**Provided data:**
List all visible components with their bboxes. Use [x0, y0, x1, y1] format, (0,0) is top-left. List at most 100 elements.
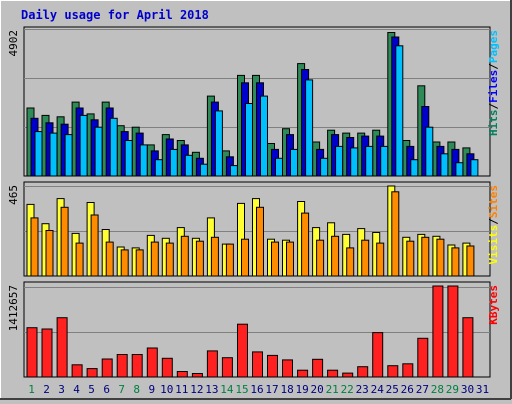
--
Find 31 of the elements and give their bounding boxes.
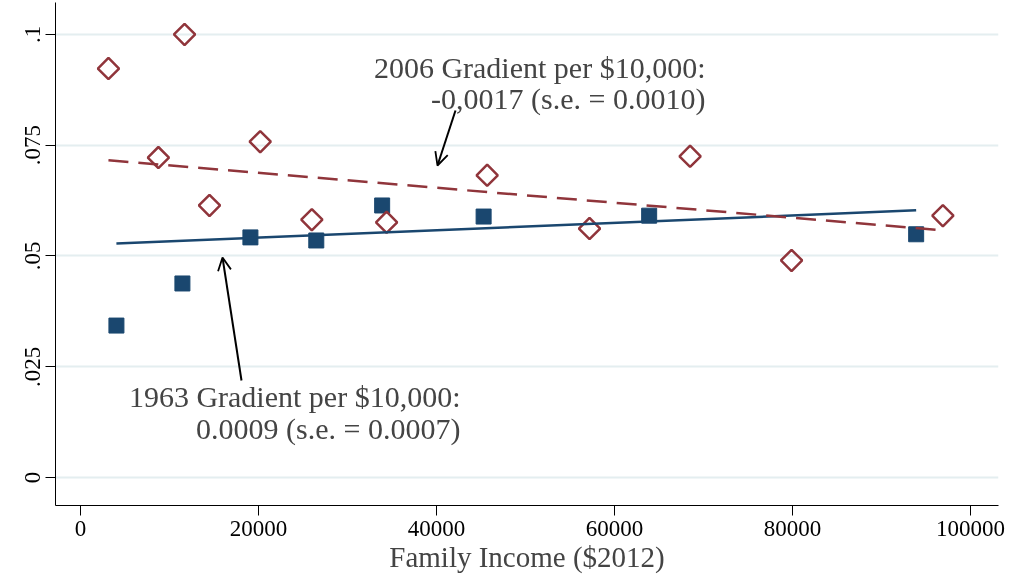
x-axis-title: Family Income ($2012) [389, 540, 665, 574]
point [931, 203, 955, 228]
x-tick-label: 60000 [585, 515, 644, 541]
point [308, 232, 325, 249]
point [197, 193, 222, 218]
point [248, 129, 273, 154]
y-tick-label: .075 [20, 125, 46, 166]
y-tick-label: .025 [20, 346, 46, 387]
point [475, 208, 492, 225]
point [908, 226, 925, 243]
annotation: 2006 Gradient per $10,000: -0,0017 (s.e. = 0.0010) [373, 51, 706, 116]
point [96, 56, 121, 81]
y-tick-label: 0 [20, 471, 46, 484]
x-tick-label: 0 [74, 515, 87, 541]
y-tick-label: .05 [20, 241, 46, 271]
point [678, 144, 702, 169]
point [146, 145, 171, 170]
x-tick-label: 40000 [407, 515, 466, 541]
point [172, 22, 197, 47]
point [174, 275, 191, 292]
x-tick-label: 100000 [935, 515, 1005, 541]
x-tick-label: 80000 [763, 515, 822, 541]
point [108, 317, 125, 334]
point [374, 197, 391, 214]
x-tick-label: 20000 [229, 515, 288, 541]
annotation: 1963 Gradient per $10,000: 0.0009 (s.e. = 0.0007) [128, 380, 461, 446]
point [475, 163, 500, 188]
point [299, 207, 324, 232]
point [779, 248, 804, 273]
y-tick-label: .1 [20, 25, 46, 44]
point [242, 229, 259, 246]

**What is being asked:** Rewrite the listing from the line containing "Find 31 of the" up to and including the line containing "y-tick-label: .05 [20, 241, 46, 271]" as a JSON list of strings, one string per line, with blank lines and any picture left out.

**Expected output:**
[
  "Find 31 of the elements and give their bounding boxes.",
  "x-axis-title: Family Income ($2012) [389, 540, 665, 574]",
  "point [931, 203, 955, 228]",
  "x-tick-label: 60000 [585, 515, 644, 541]",
  "point [308, 232, 325, 249]",
  "point [197, 193, 222, 218]",
  "point [248, 129, 273, 154]",
  "y-tick-label: .075 [20, 125, 46, 166]",
  "y-tick-label: .025 [20, 346, 46, 387]",
  "point [475, 208, 492, 225]",
  "point [908, 226, 925, 243]",
  "annotation: 2006 Gradient per $10,000: -0,0017 (s.e. = 0.0010) [373, 51, 706, 116]",
  "point [96, 56, 121, 81]",
  "y-tick-label: 0 [20, 471, 46, 484]",
  "x-tick-label: 0 [74, 515, 87, 541]",
  "y-tick-label: .05 [20, 241, 46, 271]"
]